(WHAT NEEDS TO BE DONE) Copy out every line of the material below verbatim, with no changes.

(INPUT FOR THIS TASK)
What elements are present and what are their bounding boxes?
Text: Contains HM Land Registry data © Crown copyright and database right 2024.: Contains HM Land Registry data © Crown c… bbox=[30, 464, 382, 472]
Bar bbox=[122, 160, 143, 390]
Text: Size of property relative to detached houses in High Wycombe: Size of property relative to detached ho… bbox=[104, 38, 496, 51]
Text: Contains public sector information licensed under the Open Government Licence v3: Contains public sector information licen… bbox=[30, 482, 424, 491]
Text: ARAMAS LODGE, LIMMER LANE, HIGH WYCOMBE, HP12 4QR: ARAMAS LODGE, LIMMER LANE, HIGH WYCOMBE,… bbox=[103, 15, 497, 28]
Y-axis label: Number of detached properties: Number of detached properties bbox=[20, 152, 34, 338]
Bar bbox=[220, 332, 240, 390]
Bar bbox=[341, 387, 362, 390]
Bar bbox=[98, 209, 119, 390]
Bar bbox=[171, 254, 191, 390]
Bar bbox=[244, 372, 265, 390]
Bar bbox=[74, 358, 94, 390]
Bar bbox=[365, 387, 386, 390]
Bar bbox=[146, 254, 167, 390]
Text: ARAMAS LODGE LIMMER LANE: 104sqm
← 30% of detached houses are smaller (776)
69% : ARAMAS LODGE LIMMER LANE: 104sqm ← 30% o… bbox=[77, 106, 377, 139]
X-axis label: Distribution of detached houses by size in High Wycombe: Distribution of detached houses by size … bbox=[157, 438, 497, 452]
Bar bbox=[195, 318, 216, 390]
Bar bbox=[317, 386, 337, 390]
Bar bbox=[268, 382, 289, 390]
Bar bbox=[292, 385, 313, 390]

(COMPLETE OUTPUT)
What elements are present and what are their bounding boxes?
Text: Contains HM Land Registry data © Crown copyright and database right 2024.: Contains HM Land Registry data © Crown c… bbox=[30, 464, 382, 472]
Bar bbox=[122, 160, 143, 390]
Text: Size of property relative to detached houses in High Wycombe: Size of property relative to detached ho… bbox=[104, 38, 496, 51]
Text: Contains public sector information licensed under the Open Government Licence v3: Contains public sector information licen… bbox=[30, 482, 424, 491]
Text: ARAMAS LODGE, LIMMER LANE, HIGH WYCOMBE, HP12 4QR: ARAMAS LODGE, LIMMER LANE, HIGH WYCOMBE,… bbox=[103, 15, 497, 28]
Y-axis label: Number of detached properties: Number of detached properties bbox=[20, 152, 34, 338]
Bar bbox=[220, 332, 240, 390]
Bar bbox=[341, 387, 362, 390]
Bar bbox=[98, 209, 119, 390]
Bar bbox=[171, 254, 191, 390]
Bar bbox=[244, 372, 265, 390]
Bar bbox=[74, 358, 94, 390]
Bar bbox=[365, 387, 386, 390]
Bar bbox=[146, 254, 167, 390]
Text: ARAMAS LODGE LIMMER LANE: 104sqm
← 30% of detached houses are smaller (776)
69% : ARAMAS LODGE LIMMER LANE: 104sqm ← 30% o… bbox=[77, 106, 377, 139]
X-axis label: Distribution of detached houses by size in High Wycombe: Distribution of detached houses by size … bbox=[157, 438, 497, 452]
Bar bbox=[195, 318, 216, 390]
Bar bbox=[317, 386, 337, 390]
Bar bbox=[268, 382, 289, 390]
Bar bbox=[292, 385, 313, 390]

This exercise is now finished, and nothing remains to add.